Dataset rows:
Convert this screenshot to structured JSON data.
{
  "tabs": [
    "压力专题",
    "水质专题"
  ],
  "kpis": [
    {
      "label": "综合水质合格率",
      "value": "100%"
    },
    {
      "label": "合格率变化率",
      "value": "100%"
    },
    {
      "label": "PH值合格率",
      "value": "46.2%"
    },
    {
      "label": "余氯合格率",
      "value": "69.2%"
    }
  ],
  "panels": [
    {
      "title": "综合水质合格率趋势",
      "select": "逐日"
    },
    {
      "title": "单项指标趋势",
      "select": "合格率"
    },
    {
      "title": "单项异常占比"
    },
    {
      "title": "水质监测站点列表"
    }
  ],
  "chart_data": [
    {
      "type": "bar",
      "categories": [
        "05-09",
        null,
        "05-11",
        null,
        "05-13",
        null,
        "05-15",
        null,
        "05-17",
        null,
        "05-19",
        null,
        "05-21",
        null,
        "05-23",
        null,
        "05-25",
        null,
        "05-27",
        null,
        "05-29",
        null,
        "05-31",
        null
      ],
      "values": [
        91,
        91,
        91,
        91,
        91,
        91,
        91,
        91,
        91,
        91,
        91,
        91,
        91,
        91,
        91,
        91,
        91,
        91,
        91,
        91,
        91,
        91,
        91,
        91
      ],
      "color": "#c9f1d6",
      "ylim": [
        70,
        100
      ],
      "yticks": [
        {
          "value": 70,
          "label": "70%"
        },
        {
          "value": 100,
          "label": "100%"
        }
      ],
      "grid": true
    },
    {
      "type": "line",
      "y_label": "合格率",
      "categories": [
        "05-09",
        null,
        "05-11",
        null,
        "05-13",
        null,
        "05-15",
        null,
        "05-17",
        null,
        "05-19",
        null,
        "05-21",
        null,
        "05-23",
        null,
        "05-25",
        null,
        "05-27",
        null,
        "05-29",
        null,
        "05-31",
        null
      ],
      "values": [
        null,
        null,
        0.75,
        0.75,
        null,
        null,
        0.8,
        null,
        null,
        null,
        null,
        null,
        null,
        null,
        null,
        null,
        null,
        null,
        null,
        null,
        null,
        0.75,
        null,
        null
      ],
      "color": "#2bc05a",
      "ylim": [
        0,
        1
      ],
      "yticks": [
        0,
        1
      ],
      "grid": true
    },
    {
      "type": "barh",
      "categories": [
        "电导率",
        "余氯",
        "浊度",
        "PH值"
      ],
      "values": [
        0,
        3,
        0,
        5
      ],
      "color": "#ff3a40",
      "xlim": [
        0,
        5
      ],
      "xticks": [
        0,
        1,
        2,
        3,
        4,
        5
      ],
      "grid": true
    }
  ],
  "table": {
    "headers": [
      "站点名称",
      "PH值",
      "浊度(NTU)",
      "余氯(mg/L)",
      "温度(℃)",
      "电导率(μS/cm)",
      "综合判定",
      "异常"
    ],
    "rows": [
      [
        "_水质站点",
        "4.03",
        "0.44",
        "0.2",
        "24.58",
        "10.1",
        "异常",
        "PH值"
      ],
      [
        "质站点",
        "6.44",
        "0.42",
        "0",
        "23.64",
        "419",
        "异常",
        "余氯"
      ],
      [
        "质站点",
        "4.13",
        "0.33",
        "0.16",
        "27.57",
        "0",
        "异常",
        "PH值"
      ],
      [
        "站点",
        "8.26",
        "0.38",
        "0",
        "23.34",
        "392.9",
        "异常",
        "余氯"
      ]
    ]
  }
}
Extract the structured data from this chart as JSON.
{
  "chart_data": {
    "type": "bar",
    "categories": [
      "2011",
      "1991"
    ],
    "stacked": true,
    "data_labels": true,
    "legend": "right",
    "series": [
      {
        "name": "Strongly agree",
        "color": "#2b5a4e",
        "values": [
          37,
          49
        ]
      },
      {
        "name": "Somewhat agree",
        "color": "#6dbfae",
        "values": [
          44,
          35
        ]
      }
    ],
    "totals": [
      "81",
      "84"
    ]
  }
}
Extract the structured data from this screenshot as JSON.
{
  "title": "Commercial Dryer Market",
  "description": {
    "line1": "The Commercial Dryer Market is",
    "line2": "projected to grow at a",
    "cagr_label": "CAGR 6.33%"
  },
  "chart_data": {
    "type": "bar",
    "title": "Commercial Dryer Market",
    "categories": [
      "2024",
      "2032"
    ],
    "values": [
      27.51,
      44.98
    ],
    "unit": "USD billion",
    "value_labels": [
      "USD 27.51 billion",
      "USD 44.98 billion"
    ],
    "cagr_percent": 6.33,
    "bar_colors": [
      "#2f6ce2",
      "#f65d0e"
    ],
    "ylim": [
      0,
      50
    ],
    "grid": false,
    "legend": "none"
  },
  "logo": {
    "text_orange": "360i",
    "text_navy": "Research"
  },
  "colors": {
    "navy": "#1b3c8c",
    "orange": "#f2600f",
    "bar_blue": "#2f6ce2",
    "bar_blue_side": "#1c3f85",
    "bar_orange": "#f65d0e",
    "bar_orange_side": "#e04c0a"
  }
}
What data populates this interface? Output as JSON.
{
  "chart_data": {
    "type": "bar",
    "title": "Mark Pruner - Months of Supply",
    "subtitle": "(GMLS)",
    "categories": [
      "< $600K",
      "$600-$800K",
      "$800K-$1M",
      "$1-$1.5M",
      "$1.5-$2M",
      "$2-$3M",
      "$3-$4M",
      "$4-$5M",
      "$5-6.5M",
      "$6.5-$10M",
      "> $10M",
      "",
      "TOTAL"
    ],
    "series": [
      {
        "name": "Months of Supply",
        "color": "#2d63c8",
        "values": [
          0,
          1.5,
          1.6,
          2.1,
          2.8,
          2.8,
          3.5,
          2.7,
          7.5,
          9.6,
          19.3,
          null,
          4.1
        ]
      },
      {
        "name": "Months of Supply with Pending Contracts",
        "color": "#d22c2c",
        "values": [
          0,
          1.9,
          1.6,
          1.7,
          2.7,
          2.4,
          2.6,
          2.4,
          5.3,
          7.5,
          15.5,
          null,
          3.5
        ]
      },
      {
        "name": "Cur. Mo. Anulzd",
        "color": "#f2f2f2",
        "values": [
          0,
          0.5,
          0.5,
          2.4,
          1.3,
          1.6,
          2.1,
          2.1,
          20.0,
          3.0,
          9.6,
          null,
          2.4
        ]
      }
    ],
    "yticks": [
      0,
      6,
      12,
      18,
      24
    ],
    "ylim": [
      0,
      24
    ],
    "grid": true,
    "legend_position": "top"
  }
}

TASK STATEMENT: Using the material above, copy every line in which the string "structured" occurs.

WRITTEN SOLUTION:
Convert this screenshot to structured JSON data.
Extract the structured data from this chart as JSON.
Extract the structured data from this screenshot as JSON.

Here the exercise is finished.